▶ _Task requirements_: Write the data out again exactly, with no pictures.

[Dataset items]

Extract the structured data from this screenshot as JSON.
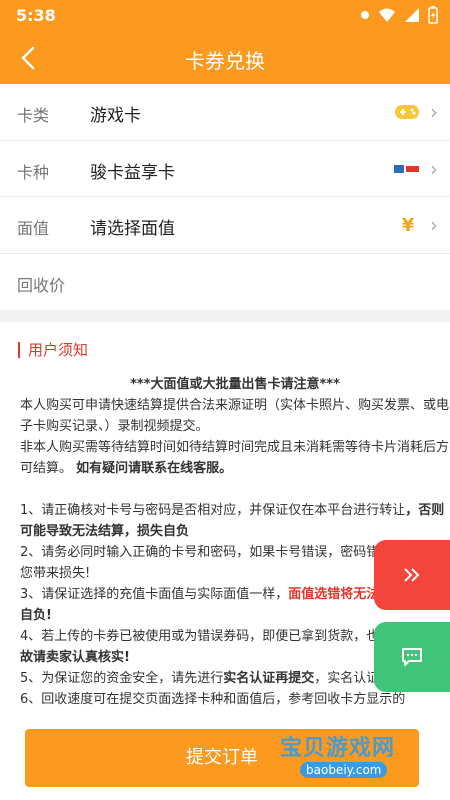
{
  "statusbar": {
    "time": "5:38"
  },
  "header": {
    "title": "卡券兑换"
  },
  "form": {
    "card_type": {
      "label": "卡类",
      "value": "游戏卡"
    },
    "card_kind": {
      "label": "卡种",
      "value": "骏卡益享卡"
    },
    "face_value": {
      "label": "面值",
      "value": "请选择面值",
      "icon": "¥"
    },
    "recycle_price": {
      "label": "回收价",
      "value": ""
    }
  },
  "notice": {
    "title": "用户须知",
    "heading": "***大面值或大批量出售卡请注意***",
    "para1": "本人购买可申请快速结算提供合法来源证明（实体卡照片、购买发票、或电子卡购买记录、）录制视频提交。",
    "para2_a": "非本人购买需等待结算时间如待结算时间完成且未消耗需等待卡片消耗后方可结算。",
    "para2_b": "如有疑问请联系在线客服。",
    "item1_a": "1、请正确核对卡号与密码是否相对应，并保证仅在本平台进行转让",
    "item1_b": "，否则可能导致无法结算，损失自负",
    "item2": "2、请务必同时输入正确的卡号和密码，如果卡号错误，密码错误会可能给您带来损失!",
    "item3_a": "3、请保证选择的充值卡面值与实际面值一样，",
    "item3_b": "面值选错将无法结算",
    "item3_c": "，损失自负!",
    "item4_a": "4、若上传的卡券已被使用或为错误券码，即便已拿到货款，也会被追责，",
    "item4_b": "故请卖家认真核实!",
    "item5_a": "5、为保证您的资金安全，请先进行",
    "item5_b": "实名认证再提交",
    "item5_c": "，实名认证后方可提现!",
    "item6": "6、回收速度可在提交页面选择卡种和面值后，参考回收卡方显示的"
  },
  "submit": {
    "label": "提交订单"
  },
  "watermark": {
    "line1": "宝贝游戏网",
    "line2": "baobeiy.com"
  },
  "colors": {
    "accent": "#fb9a1e",
    "alert": "#e0372c",
    "float_red": "#f4453c",
    "float_green": "#3fc47a"
  }
}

▶ _Output of the exercise_:
Extract the structured data from this screenshot as JSON.
{
  "statusbar": {
    "time": "5:38"
  },
  "header": {
    "title": "卡券兑换"
  },
  "form": {
    "card_type": {
      "label": "卡类",
      "value": "游戏卡"
    },
    "card_kind": {
      "label": "卡种",
      "value": "骏卡益享卡"
    },
    "face_value": {
      "label": "面值",
      "value": "请选择面值",
      "icon": "¥"
    },
    "recycle_price": {
      "label": "回收价",
      "value": ""
    }
  },
  "notice": {
    "title": "用户须知",
    "heading": "***大面值或大批量出售卡请注意***",
    "para1": "本人购买可申请快速结算提供合法来源证明（实体卡照片、购买发票、或电子卡购买记录、）录制视频提交。",
    "para2_a": "非本人购买需等待结算时间如待结算时间完成且未消耗需等待卡片消耗后方可结算。",
    "para2_b": "如有疑问请联系在线客服。",
    "item1_a": "1、请正确核对卡号与密码是否相对应，并保证仅在本平台进行转让",
    "item1_b": "，否则可能导致无法结算，损失自负",
    "item2": "2、请务必同时输入正确的卡号和密码，如果卡号错误，密码错误会可能给您带来损失!",
    "item3_a": "3、请保证选择的充值卡面值与实际面值一样，",
    "item3_b": "面值选错将无法结算",
    "item3_c": "，损失自负!",
    "item4_a": "4、若上传的卡券已被使用或为错误券码，即便已拿到货款，也会被追责，",
    "item4_b": "故请卖家认真核实!",
    "item5_a": "5、为保证您的资金安全，请先进行",
    "item5_b": "实名认证再提交",
    "item5_c": "，实名认证后方可提现!",
    "item6": "6、回收速度可在提交页面选择卡种和面值后，参考回收卡方显示的"
  },
  "submit": {
    "label": "提交订单"
  },
  "watermark": {
    "line1": "宝贝游戏网",
    "line2": "baobeiy.com"
  },
  "colors": {
    "accent": "#fb9a1e",
    "alert": "#e0372c",
    "float_red": "#f4453c",
    "float_green": "#3fc47a"
  }
}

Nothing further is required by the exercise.